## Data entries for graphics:
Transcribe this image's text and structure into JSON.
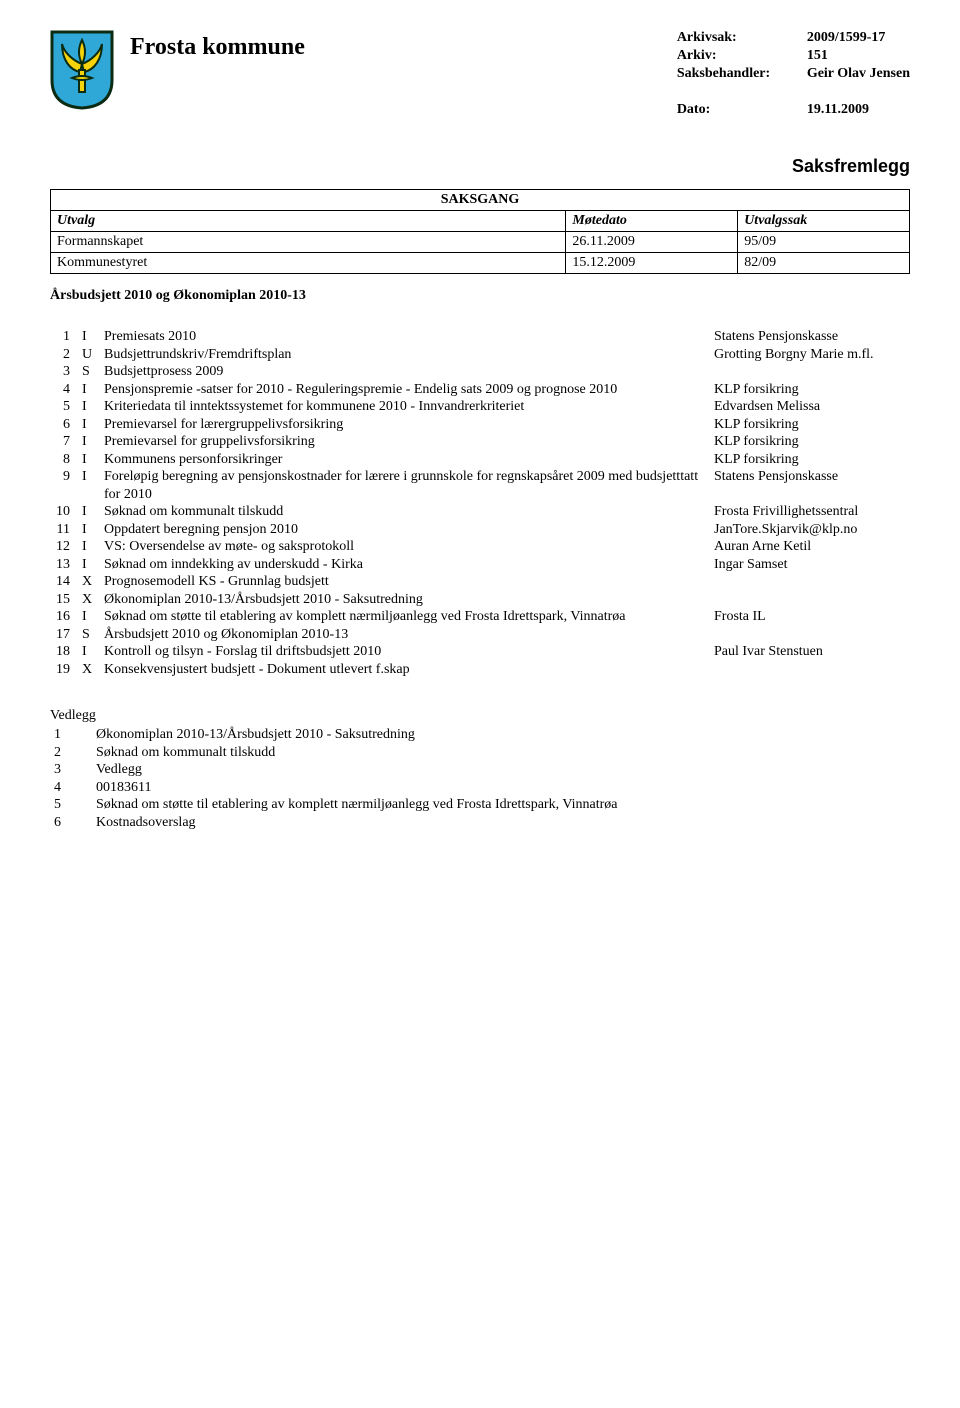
{
  "header": {
    "org": "Frosta kommune",
    "meta": {
      "arkivsak_label": "Arkivsak:",
      "arkivsak_value": "2009/1599-17",
      "arkiv_label": "Arkiv:",
      "arkiv_value": "151",
      "saksbehandler_label": "Saksbehandler:",
      "saksbehandler_value": "Geir Olav Jensen",
      "dato_label": "Dato:",
      "dato_value": "19.11.2009"
    },
    "crest_colors": {
      "shield_fill": "#2fa8d8",
      "shield_stroke": "#0b2b12",
      "lily_fill": "#f7d40a",
      "lily_stroke": "#0b2b12"
    }
  },
  "saksfremlegg_label": "Saksfremlegg",
  "saksgang": {
    "title": "SAKSGANG",
    "columns": [
      "Utvalg",
      "Møtedato",
      "Utvalgssak"
    ],
    "rows": [
      [
        "Formannskapet",
        "26.11.2009",
        "95/09"
      ],
      [
        "Kommunestyret",
        "15.12.2009",
        "82/09"
      ]
    ],
    "col_widths": [
      "60%",
      "20%",
      "20%"
    ]
  },
  "section_title": "Årsbudsjett 2010 og Økonomiplan 2010-13",
  "items": [
    {
      "n": "1",
      "t": "I",
      "d": "Premiesats 2010",
      "o": "Statens Pensjonskasse"
    },
    {
      "n": "2",
      "t": "U",
      "d": "Budsjettrundskriv/Fremdriftsplan",
      "o": "Grotting Borgny Marie m.fl."
    },
    {
      "n": "3",
      "t": "S",
      "d": "Budsjettprosess 2009",
      "o": ""
    },
    {
      "n": "4",
      "t": "I",
      "d": "Pensjonspremie -satser for 2010 - Reguleringspremie - Endelig sats 2009 og prognose 2010",
      "o": "KLP forsikring"
    },
    {
      "n": "5",
      "t": "I",
      "d": "Kriteriedata til inntektssystemet for kommunene 2010 - Innvandrerkriteriet",
      "o": "Edvardsen Melissa"
    },
    {
      "n": "6",
      "t": "I",
      "d": "Premievarsel for lærergruppelivsforsikring",
      "o": "KLP forsikring"
    },
    {
      "n": "7",
      "t": "I",
      "d": "Premievarsel for gruppelivsforsikring",
      "o": "KLP forsikring"
    },
    {
      "n": "8",
      "t": "I",
      "d": "Kommunens personforsikringer",
      "o": "KLP forsikring"
    },
    {
      "n": "9",
      "t": "I",
      "d": "Foreløpig beregning av pensjonskostnader for lærere i grunnskole for regnskapsåret 2009 med budsjetttatt for 2010",
      "o": "Statens Pensjonskasse"
    },
    {
      "n": "10",
      "t": "I",
      "d": "Søknad om kommunalt tilskudd",
      "o": "Frosta Frivillighetssentral"
    },
    {
      "n": "11",
      "t": "I",
      "d": "Oppdatert beregning pensjon 2010",
      "o": "JanTore.Skjarvik@klp.no"
    },
    {
      "n": "12",
      "t": "I",
      "d": "VS: Oversendelse av møte- og saksprotokoll",
      "o": "Auran Arne Ketil"
    },
    {
      "n": "13",
      "t": "I",
      "d": "Søknad om inndekking av underskudd - Kirka",
      "o": "Ingar Samset"
    },
    {
      "n": "14",
      "t": "X",
      "d": "Prognosemodell KS - Grunnlag budsjett",
      "o": ""
    },
    {
      "n": "15",
      "t": "X",
      "d": "Økonomiplan 2010-13/Årsbudsjett 2010 - Saksutredning",
      "o": ""
    },
    {
      "n": "16",
      "t": "I",
      "d": "Søknad om støtte til etablering av komplett nærmiljøanlegg ved Frosta Idrettspark, Vinnatrøa",
      "o": "Frosta IL"
    },
    {
      "n": "17",
      "t": "S",
      "d": "Årsbudsjett 2010 og Økonomiplan 2010-13",
      "o": ""
    },
    {
      "n": "18",
      "t": "I",
      "d": "Kontroll og tilsyn - Forslag til driftsbudsjett 2010",
      "o": "Paul Ivar Stenstuen"
    },
    {
      "n": "19",
      "t": "X",
      "d": "Konsekvensjustert budsjett - Dokument utlevert f.skap",
      "o": ""
    }
  ],
  "vedlegg": {
    "title": "Vedlegg",
    "rows": [
      {
        "n": "1",
        "d": "Økonomiplan 2010-13/Årsbudsjett 2010 - Saksutredning"
      },
      {
        "n": "2",
        "d": "Søknad om kommunalt tilskudd"
      },
      {
        "n": "3",
        "d": "Vedlegg"
      },
      {
        "n": "4",
        "d": "00183611"
      },
      {
        "n": "5",
        "d": "Søknad om støtte til etablering av komplett nærmiljøanlegg ved Frosta Idrettspark, Vinnatrøa"
      },
      {
        "n": "6",
        "d": "Kostnadsoverslag"
      }
    ]
  }
}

## EXERCISE DETAILS:
Reproduce the material in its entirety and word for word, without the pictures.

## CORRECT RESPONSE:
Transcribe this image's text and structure into JSON.
{
  "header": {
    "org": "Frosta kommune",
    "meta": {
      "arkivsak_label": "Arkivsak:",
      "arkivsak_value": "2009/1599-17",
      "arkiv_label": "Arkiv:",
      "arkiv_value": "151",
      "saksbehandler_label": "Saksbehandler:",
      "saksbehandler_value": "Geir Olav Jensen",
      "dato_label": "Dato:",
      "dato_value": "19.11.2009"
    },
    "crest_colors": {
      "shield_fill": "#2fa8d8",
      "shield_stroke": "#0b2b12",
      "lily_fill": "#f7d40a",
      "lily_stroke": "#0b2b12"
    }
  },
  "saksfremlegg_label": "Saksfremlegg",
  "saksgang": {
    "title": "SAKSGANG",
    "columns": [
      "Utvalg",
      "Møtedato",
      "Utvalgssak"
    ],
    "rows": [
      [
        "Formannskapet",
        "26.11.2009",
        "95/09"
      ],
      [
        "Kommunestyret",
        "15.12.2009",
        "82/09"
      ]
    ],
    "col_widths": [
      "60%",
      "20%",
      "20%"
    ]
  },
  "section_title": "Årsbudsjett 2010 og Økonomiplan 2010-13",
  "items": [
    {
      "n": "1",
      "t": "I",
      "d": "Premiesats 2010",
      "o": "Statens Pensjonskasse"
    },
    {
      "n": "2",
      "t": "U",
      "d": "Budsjettrundskriv/Fremdriftsplan",
      "o": "Grotting Borgny Marie m.fl."
    },
    {
      "n": "3",
      "t": "S",
      "d": "Budsjettprosess 2009",
      "o": ""
    },
    {
      "n": "4",
      "t": "I",
      "d": "Pensjonspremie -satser for 2010 - Reguleringspremie - Endelig sats 2009 og prognose 2010",
      "o": "KLP forsikring"
    },
    {
      "n": "5",
      "t": "I",
      "d": "Kriteriedata til inntektssystemet for kommunene 2010 - Innvandrerkriteriet",
      "o": "Edvardsen Melissa"
    },
    {
      "n": "6",
      "t": "I",
      "d": "Premievarsel for lærergruppelivsforsikring",
      "o": "KLP forsikring"
    },
    {
      "n": "7",
      "t": "I",
      "d": "Premievarsel for gruppelivsforsikring",
      "o": "KLP forsikring"
    },
    {
      "n": "8",
      "t": "I",
      "d": "Kommunens personforsikringer",
      "o": "KLP forsikring"
    },
    {
      "n": "9",
      "t": "I",
      "d": "Foreløpig beregning av pensjonskostnader for lærere i grunnskole for regnskapsåret 2009 med budsjetttatt for 2010",
      "o": "Statens Pensjonskasse"
    },
    {
      "n": "10",
      "t": "I",
      "d": "Søknad om kommunalt tilskudd",
      "o": "Frosta Frivillighetssentral"
    },
    {
      "n": "11",
      "t": "I",
      "d": "Oppdatert beregning pensjon 2010",
      "o": "JanTore.Skjarvik@klp.no"
    },
    {
      "n": "12",
      "t": "I",
      "d": "VS: Oversendelse av møte- og saksprotokoll",
      "o": "Auran Arne Ketil"
    },
    {
      "n": "13",
      "t": "I",
      "d": "Søknad om inndekking av underskudd - Kirka",
      "o": "Ingar Samset"
    },
    {
      "n": "14",
      "t": "X",
      "d": "Prognosemodell KS - Grunnlag budsjett",
      "o": ""
    },
    {
      "n": "15",
      "t": "X",
      "d": "Økonomiplan 2010-13/Årsbudsjett 2010 - Saksutredning",
      "o": ""
    },
    {
      "n": "16",
      "t": "I",
      "d": "Søknad om støtte til etablering av komplett nærmiljøanlegg ved Frosta Idrettspark, Vinnatrøa",
      "o": "Frosta IL"
    },
    {
      "n": "17",
      "t": "S",
      "d": "Årsbudsjett 2010 og Økonomiplan 2010-13",
      "o": ""
    },
    {
      "n": "18",
      "t": "I",
      "d": "Kontroll og tilsyn - Forslag til driftsbudsjett 2010",
      "o": "Paul Ivar Stenstuen"
    },
    {
      "n": "19",
      "t": "X",
      "d": "Konsekvensjustert budsjett - Dokument utlevert f.skap",
      "o": ""
    }
  ],
  "vedlegg": {
    "title": "Vedlegg",
    "rows": [
      {
        "n": "1",
        "d": "Økonomiplan 2010-13/Årsbudsjett 2010 - Saksutredning"
      },
      {
        "n": "2",
        "d": "Søknad om kommunalt tilskudd"
      },
      {
        "n": "3",
        "d": "Vedlegg"
      },
      {
        "n": "4",
        "d": "00183611"
      },
      {
        "n": "5",
        "d": "Søknad om støtte til etablering av komplett nærmiljøanlegg ved Frosta Idrettspark, Vinnatrøa"
      },
      {
        "n": "6",
        "d": "Kostnadsoverslag"
      }
    ]
  }
}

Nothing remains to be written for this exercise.